YOUR TASK: Output all the entries word for word. Omit the pictures.

AVAILABLE DATA:
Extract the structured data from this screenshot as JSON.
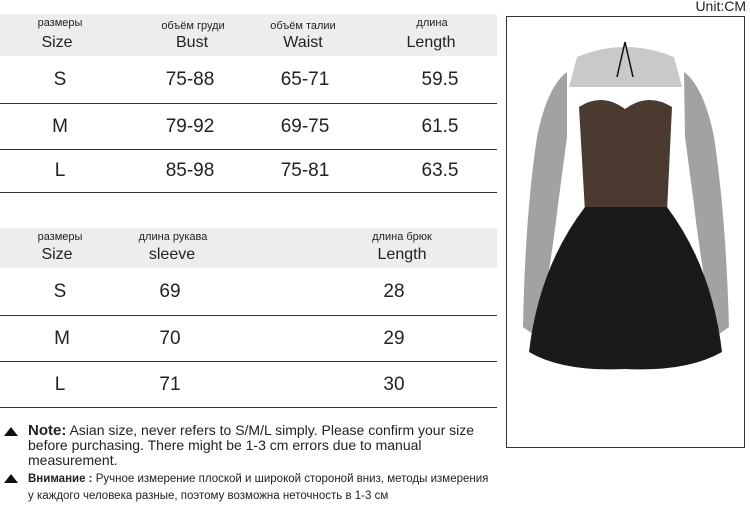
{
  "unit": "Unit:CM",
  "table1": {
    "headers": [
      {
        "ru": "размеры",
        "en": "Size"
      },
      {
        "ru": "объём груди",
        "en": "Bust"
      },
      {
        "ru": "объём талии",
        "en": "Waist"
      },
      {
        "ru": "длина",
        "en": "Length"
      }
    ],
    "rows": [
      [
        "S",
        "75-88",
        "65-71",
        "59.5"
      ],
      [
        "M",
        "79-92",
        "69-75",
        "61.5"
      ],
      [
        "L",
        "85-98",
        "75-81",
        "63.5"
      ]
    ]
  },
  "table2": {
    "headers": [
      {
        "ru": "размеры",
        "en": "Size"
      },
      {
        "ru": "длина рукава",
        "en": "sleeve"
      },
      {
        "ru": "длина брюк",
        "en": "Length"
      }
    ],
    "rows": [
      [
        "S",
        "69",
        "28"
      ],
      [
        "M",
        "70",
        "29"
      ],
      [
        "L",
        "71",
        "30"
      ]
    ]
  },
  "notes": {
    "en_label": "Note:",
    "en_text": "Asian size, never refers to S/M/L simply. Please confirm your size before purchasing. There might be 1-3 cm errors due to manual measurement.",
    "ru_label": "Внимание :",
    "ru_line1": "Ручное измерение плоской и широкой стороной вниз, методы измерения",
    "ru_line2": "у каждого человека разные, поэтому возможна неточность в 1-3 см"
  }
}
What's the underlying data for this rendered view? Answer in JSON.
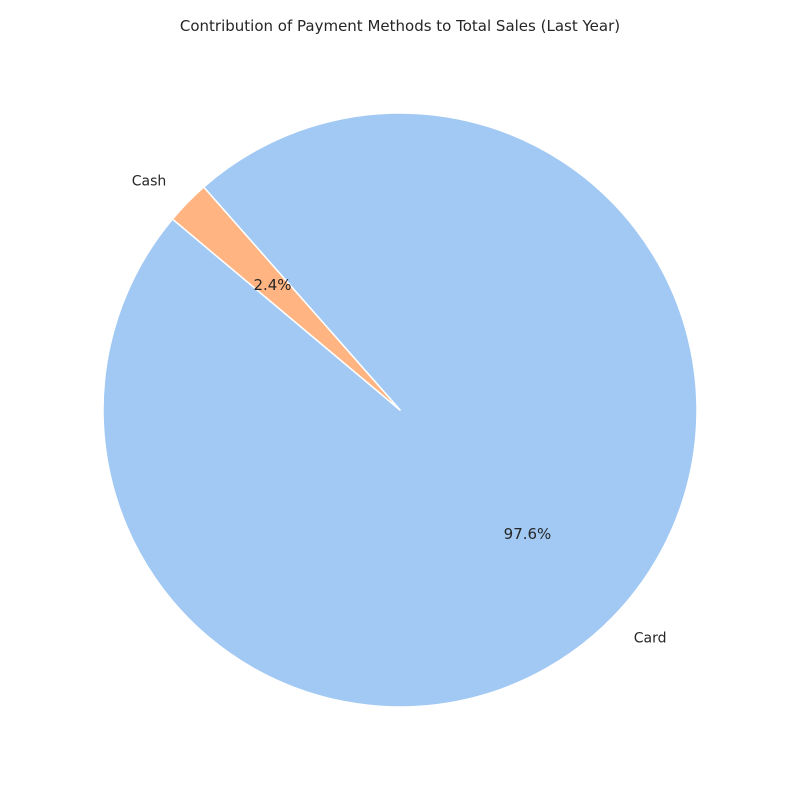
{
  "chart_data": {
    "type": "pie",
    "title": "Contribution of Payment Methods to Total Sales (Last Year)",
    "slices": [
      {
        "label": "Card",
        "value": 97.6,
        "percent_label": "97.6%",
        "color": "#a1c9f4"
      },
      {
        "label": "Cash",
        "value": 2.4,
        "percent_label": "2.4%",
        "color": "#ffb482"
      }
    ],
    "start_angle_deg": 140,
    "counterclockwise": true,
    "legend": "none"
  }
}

EXERCISE SOLUTION:
Extract the structured data from this screenshot as JSON.
{
  "unit": "Unit:CM",
  "table1": {
    "headers": [
      {
        "ru": "размеры",
        "en": "Size"
      },
      {
        "ru": "объём груди",
        "en": "Bust"
      },
      {
        "ru": "объём талии",
        "en": "Waist"
      },
      {
        "ru": "длина",
        "en": "Length"
      }
    ],
    "rows": [
      [
        "S",
        "75-88",
        "65-71",
        "59.5"
      ],
      [
        "M",
        "79-92",
        "69-75",
        "61.5"
      ],
      [
        "L",
        "85-98",
        "75-81",
        "63.5"
      ]
    ]
  },
  "table2": {
    "headers": [
      {
        "ru": "размеры",
        "en": "Size"
      },
      {
        "ru": "длина рукава",
        "en": "sleeve"
      },
      {
        "ru": "длина брюк",
        "en": "Length"
      }
    ],
    "rows": [
      [
        "S",
        "69",
        "28"
      ],
      [
        "M",
        "70",
        "29"
      ],
      [
        "L",
        "71",
        "30"
      ]
    ]
  },
  "notes": {
    "en_label": "Note:",
    "en_text": "Asian size, never refers to S/M/L simply. Please confirm your size before purchasing. There might be 1-3 cm errors due to manual measurement.",
    "ru_label": "Внимание :",
    "ru_line1": "Ручное измерение плоской и широкой стороной вниз, методы измерения",
    "ru_line2": "у каждого человека разные, поэтому возможна неточность в 1-3 см"
  }
}
What's the underlying data for this rendered view? Answer in JSON.
{
  "chart_data": {
    "type": "pie",
    "title": "Contribution of Payment Methods to Total Sales (Last Year)",
    "slices": [
      {
        "label": "Card",
        "value": 97.6,
        "percent_label": "97.6%",
        "color": "#a1c9f4"
      },
      {
        "label": "Cash",
        "value": 2.4,
        "percent_label": "2.4%",
        "color": "#ffb482"
      }
    ],
    "start_angle_deg": 140,
    "counterclockwise": true,
    "legend": "none"
  }
}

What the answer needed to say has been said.